«Русский архаизм», в основе которого лежит, по формулировке Тугендхольда, превращение народа в «субъект художественного стиля», предстает в устах критика фактической реализацией теоретических постулатов о мифотворчестве как пути к всенародному искусству. «Тоску по вольной стихии народного мифотворчества» Тугендхольд находит и на параллельно проходящей в Париже выставке русских художников: и Рерих, и Петров-Водкин, и Кустодиев, и Стеллецкий, и Крымов, и Головин оказываются представителями традиции, которая теперь осмысляется как национально неповторимая. Сравнивая эту выставку с выставкой, организованной Дягилевым и Бенуа в 1906 году, Тугендхольд акцентирует внимание именно на контрастности их рецепции:
На русской выставке 1906 года бросалось в глаза прежде всего западное влияние: при виде Сомовских женщин и Версальских уголков французская критика с гордостью убеждалась в экстенсивности французской культуры, в произведениях же Рериха и Врубеля видела лишь курьезы и аномалии. Теперь этого не могло быть. Теперь русские художники приехали в Париж не как ученики, сдающие экзамен, но как равные к равным, а в смысле театральной живописи – и как учителя (22–23).

» **Показанные записи**
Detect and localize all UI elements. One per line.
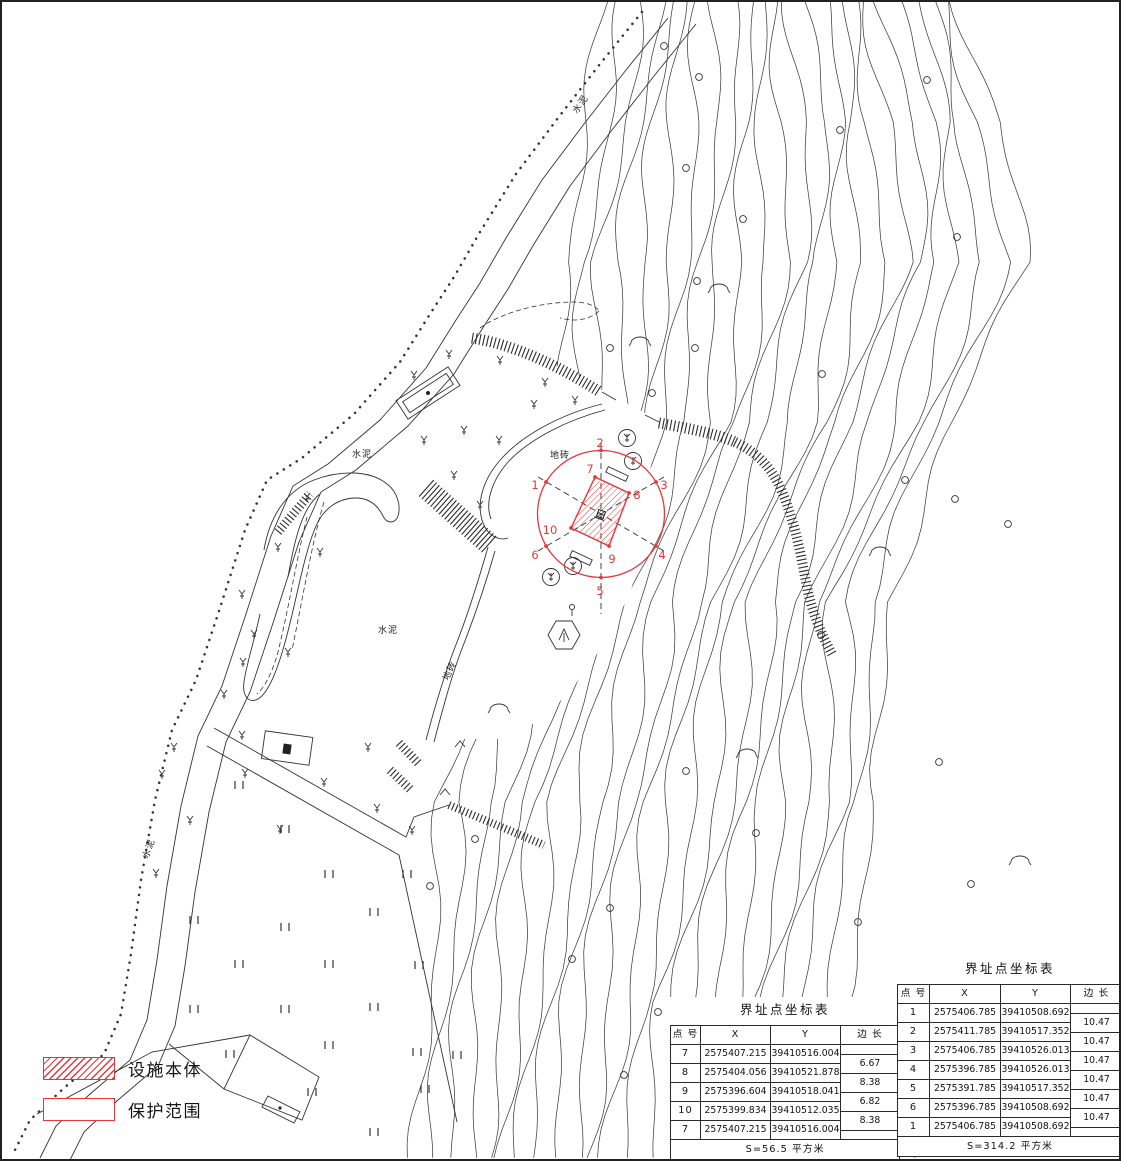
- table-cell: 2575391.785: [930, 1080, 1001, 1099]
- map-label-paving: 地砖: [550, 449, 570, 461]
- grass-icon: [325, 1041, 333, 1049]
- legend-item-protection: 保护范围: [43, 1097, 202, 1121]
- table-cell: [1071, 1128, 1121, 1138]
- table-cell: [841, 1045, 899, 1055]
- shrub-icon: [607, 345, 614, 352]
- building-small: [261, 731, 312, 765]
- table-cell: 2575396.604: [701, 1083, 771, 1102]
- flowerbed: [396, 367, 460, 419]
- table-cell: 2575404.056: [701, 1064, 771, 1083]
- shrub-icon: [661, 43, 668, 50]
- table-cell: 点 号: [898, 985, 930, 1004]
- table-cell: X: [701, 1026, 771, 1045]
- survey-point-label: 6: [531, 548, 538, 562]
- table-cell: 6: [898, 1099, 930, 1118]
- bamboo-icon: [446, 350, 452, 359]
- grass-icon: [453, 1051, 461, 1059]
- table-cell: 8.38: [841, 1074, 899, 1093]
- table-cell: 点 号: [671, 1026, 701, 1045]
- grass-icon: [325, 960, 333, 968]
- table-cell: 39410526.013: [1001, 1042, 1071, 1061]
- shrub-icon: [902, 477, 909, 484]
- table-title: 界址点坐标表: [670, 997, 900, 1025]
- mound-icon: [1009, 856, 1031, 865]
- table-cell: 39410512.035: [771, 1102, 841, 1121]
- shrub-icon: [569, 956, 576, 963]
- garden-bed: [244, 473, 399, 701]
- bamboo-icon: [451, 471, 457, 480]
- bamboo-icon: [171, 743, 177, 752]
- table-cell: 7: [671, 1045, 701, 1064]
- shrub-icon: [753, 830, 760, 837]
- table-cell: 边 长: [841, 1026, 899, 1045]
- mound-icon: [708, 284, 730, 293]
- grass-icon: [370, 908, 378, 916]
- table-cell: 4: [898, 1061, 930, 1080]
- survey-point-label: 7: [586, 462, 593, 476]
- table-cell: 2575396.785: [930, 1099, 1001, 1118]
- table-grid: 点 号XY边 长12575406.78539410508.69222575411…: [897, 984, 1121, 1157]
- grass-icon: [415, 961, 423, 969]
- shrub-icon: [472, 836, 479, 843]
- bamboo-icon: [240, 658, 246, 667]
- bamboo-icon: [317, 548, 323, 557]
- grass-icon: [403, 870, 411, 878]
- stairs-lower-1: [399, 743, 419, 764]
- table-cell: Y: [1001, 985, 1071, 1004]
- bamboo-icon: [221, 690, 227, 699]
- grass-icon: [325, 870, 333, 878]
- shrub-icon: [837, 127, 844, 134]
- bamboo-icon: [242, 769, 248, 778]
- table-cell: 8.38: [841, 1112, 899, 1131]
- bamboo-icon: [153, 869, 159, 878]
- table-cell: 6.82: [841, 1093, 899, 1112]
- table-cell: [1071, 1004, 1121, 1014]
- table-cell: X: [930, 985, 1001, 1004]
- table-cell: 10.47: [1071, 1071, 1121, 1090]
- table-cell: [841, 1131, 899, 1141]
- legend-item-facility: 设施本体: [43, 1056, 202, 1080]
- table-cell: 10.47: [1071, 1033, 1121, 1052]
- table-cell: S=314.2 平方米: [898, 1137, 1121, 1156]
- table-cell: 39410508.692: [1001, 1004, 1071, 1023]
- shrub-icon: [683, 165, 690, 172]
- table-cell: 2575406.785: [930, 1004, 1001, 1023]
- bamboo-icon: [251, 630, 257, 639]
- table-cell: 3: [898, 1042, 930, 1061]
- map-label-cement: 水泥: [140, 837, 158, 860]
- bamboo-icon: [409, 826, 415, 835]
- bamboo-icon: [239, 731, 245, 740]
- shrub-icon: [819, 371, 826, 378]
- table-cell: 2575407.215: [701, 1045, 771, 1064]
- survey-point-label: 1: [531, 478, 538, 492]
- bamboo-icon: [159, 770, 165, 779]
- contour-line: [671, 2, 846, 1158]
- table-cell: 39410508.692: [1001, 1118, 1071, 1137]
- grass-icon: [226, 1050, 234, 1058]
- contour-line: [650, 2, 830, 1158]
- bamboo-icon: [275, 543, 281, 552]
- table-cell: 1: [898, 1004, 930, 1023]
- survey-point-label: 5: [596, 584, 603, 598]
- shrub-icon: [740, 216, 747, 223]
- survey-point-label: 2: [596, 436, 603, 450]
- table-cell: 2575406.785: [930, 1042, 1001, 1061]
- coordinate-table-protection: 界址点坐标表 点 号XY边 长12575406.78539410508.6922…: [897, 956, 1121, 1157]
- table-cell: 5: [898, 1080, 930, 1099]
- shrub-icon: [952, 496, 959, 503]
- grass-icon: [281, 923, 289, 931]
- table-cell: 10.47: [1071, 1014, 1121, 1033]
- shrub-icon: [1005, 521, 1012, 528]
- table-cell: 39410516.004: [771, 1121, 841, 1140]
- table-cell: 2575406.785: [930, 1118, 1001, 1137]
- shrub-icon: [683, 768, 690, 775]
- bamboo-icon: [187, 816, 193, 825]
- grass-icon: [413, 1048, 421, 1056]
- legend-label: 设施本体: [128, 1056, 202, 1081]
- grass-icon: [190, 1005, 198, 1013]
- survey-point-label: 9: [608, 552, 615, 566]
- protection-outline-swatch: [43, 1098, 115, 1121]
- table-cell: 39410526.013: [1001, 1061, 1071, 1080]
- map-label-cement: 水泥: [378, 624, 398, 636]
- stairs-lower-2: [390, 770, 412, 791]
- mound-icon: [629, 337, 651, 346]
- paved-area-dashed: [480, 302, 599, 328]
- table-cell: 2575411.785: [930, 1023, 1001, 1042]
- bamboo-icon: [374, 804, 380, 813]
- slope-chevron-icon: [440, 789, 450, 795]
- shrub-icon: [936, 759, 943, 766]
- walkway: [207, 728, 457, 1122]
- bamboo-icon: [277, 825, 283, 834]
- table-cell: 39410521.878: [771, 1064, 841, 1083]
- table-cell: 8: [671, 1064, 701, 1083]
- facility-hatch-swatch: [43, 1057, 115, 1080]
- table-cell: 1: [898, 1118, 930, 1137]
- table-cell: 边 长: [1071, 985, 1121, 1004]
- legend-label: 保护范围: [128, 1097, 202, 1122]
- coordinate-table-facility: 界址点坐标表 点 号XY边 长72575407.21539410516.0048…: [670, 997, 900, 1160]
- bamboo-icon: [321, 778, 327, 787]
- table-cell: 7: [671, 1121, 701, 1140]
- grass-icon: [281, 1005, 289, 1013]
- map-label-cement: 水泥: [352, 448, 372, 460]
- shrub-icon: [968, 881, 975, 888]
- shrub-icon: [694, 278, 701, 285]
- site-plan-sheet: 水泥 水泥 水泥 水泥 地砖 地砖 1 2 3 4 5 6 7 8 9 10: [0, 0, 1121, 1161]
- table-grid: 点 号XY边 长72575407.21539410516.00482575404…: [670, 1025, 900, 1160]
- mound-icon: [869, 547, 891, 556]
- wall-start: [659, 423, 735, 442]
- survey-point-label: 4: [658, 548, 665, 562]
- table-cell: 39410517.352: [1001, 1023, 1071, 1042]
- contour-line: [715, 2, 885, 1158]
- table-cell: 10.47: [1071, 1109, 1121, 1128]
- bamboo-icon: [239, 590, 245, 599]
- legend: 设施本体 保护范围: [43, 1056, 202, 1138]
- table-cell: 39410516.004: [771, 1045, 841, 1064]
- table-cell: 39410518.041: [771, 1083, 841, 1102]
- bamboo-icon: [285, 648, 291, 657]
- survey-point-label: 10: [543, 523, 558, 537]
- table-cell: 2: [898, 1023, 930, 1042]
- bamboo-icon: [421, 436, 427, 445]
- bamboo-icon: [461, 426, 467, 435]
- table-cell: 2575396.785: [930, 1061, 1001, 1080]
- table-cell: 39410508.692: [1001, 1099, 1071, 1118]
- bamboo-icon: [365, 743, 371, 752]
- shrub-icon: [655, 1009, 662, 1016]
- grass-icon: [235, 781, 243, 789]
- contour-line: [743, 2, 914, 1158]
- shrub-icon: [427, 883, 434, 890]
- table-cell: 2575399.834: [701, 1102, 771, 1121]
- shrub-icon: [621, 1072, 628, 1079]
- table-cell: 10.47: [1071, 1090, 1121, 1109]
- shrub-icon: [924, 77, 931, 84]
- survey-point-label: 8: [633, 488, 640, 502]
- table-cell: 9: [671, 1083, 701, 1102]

» **Описание задания**
Сократите абзац приведённого текста, который начинается словами «На русской выставке 1906 года», сохранив его основные факты.

» **Результат задания**
На русской выставке 1906 года прежде всего бросалось в глаза западное влияние. Женщины Сомова и версальские уголки убеждали французскую критику в широте французской культуры, а в работах Рериха и Врубеля она видела лишь курьезы и аномалии. Теперь же русские художники приехали в Париж как равные, а в театральной живописи даже как учителя.